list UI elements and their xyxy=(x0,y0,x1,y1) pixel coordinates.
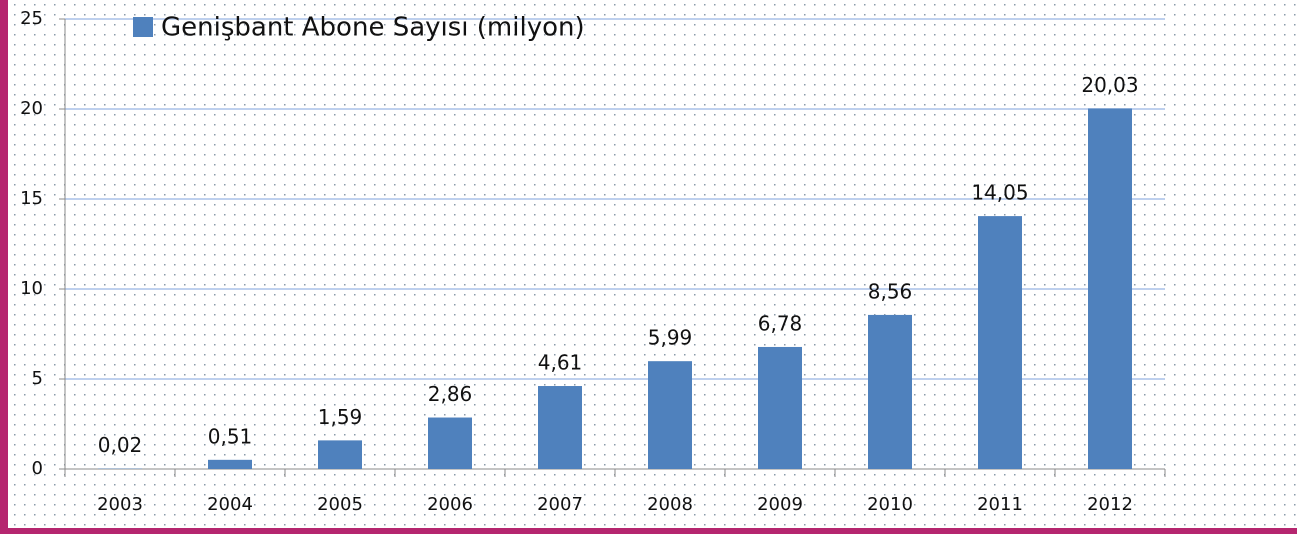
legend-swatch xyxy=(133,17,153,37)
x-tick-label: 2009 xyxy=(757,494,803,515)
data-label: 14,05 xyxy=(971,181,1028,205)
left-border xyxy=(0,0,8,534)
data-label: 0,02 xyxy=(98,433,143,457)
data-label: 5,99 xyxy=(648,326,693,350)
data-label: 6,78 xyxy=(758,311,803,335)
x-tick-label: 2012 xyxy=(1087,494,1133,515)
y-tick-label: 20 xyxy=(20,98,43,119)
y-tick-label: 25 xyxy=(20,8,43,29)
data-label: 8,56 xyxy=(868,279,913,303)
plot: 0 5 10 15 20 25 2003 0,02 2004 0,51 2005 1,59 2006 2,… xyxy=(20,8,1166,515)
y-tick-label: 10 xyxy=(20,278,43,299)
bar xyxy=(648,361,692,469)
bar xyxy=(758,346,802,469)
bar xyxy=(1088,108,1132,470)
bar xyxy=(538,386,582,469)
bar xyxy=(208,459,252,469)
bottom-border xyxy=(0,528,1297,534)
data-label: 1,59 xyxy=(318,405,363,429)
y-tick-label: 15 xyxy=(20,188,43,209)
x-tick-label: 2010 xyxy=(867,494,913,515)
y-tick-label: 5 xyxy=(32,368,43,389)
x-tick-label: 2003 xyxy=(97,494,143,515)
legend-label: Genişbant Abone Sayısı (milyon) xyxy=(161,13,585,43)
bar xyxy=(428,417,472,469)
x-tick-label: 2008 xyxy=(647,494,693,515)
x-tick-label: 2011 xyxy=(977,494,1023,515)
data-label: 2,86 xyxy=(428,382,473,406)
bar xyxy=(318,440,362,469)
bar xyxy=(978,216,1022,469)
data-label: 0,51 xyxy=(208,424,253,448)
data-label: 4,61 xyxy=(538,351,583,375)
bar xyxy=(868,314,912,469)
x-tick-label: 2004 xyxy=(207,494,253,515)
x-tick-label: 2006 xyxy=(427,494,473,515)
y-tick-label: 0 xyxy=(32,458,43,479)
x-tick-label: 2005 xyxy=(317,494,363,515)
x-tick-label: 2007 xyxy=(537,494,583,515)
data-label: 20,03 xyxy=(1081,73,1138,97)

....

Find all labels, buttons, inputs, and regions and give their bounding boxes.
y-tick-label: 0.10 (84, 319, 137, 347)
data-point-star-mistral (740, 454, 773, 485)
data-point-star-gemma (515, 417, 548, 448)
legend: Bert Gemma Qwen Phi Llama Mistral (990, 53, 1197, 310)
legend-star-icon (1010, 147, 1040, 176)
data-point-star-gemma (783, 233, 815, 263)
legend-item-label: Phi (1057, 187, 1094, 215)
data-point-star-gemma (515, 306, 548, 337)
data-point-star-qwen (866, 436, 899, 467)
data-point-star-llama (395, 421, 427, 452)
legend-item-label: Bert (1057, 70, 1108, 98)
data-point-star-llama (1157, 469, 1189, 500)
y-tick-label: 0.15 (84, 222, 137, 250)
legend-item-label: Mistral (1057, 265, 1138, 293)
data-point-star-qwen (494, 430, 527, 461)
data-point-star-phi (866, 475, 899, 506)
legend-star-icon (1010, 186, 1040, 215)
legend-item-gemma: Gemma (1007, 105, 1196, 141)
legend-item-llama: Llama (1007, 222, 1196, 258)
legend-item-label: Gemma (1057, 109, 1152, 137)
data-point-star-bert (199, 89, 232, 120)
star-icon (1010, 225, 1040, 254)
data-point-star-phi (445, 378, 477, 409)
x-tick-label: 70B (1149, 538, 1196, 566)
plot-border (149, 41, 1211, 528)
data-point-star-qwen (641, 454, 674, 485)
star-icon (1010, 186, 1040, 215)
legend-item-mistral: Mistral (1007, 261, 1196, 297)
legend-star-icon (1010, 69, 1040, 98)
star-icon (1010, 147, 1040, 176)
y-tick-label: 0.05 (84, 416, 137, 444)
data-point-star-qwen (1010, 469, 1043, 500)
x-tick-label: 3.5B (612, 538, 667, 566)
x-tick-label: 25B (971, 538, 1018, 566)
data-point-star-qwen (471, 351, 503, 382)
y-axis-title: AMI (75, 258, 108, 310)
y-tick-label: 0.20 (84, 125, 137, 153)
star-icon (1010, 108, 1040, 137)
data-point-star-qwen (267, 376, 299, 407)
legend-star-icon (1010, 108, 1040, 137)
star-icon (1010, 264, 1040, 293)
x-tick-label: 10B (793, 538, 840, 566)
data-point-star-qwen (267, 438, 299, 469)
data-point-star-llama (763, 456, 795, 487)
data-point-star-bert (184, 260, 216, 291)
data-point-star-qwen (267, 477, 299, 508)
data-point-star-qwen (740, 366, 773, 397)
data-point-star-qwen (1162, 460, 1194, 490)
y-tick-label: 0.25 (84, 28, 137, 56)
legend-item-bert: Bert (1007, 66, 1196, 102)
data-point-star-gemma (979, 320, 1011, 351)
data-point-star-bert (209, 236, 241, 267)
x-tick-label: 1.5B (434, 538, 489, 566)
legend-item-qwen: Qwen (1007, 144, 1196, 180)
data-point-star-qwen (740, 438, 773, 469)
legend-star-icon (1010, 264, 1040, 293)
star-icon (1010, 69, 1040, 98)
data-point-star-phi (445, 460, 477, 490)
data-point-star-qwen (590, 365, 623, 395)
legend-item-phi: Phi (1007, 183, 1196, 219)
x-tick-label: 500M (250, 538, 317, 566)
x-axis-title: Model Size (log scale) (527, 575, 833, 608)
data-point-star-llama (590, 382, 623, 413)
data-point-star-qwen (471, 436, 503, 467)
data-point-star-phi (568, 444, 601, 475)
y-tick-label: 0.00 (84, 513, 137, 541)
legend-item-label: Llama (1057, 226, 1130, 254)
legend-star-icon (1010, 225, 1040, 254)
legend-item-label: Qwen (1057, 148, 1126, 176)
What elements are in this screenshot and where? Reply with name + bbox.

....

Set task: Rewrite the material above, from the line with "list UI elements" to the line with "data-label: 20,03 xyxy=(1081,73,1138,97)", as a Markdown table with the columns No. and Text, numbering each line in order and leaving out blank lines. Leave the pictures out of your answer.

Output of the task:
| No. | Text |
|---|---|
| 1 | list UI elements and their xyxy=(x0,y0,x1,y1) pixel coordinates. |
| 2 | legend-swatch xyxy=(133,17,153,37) |
| 3 | x-tick-label: 2009 xyxy=(757,494,803,515) |
| 4 | data-label: 14,05 xyxy=(971,181,1028,205) |
| 5 | left-border xyxy=(0,0,8,534) |
| 6 | data-label: 0,02 xyxy=(98,433,143,457) |
| 7 | data-label: 5,99 xyxy=(648,326,693,350) |
| 8 | data-label: 6,78 xyxy=(758,311,803,335) |
| 9 | x-tick-label: 2012 xyxy=(1087,494,1133,515) |
| 10 | y-tick-label: 20 xyxy=(20,98,43,119) |
| 11 | y-tick-label: 25 xyxy=(20,8,43,29) |
| 12 | data-label: 8,56 xyxy=(868,279,913,303) |
| 13 | plot: 0 5 10 15 20 25 2003 0,02 2004 0,51 2005 1,59 2006 2,… xyxy=(20,8,1166,515) |
| 14 | y-tick-label: 10 xyxy=(20,278,43,299) |
| 15 | bar xyxy=(648,361,692,469) |
| 16 | bar xyxy=(758,346,802,469) |
| 17 | bar xyxy=(1088,108,1132,470) |
| 18 | bar xyxy=(538,386,582,469) |
| 19 | bar xyxy=(208,459,252,469) |
| 20 | bottom-border xyxy=(0,528,1297,534) |
| 21 | data-label: 1,59 xyxy=(318,405,363,429) |
| 22 | y-tick-label: 15 xyxy=(20,188,43,209) |
| 23 | x-tick-label: 2010 xyxy=(867,494,913,515) |
| 24 | y-tick-label: 5 xyxy=(32,368,43,389) |
| 25 | x-tick-label: 2003 xyxy=(97,494,143,515) |
| 26 | legend-label: Genişbant Abone Sayısı (milyon) xyxy=(161,13,585,43) |
| 27 | bar xyxy=(428,417,472,469) |
| 28 | x-tick-label: 2008 xyxy=(647,494,693,515) |
| 29 | x-tick-label: 2011 xyxy=(977,494,1023,515) |
| 30 | data-label: 2,86 xyxy=(428,382,473,406) |
| 31 | bar xyxy=(318,440,362,469) |
| 32 | bar xyxy=(978,216,1022,469) |
| 33 | data-label: 0,51 xyxy=(208,424,253,448) |
| 34 | data-label: 4,61 xyxy=(538,351,583,375) |
| 35 | bar xyxy=(868,314,912,469) |
| 36 | x-tick-label: 2004 xyxy=(207,494,253,515) |
| 37 | x-tick-label: 2006 xyxy=(427,494,473,515) |
| 38 | y-tick-label: 0 xyxy=(32,458,43,479) |
| 39 | x-tick-label: 2005 xyxy=(317,494,363,515) |
| 40 | x-tick-label: 2007 xyxy=(537,494,583,515) |
| 41 | data-label: 20,03 xyxy=(1081,73,1138,97) |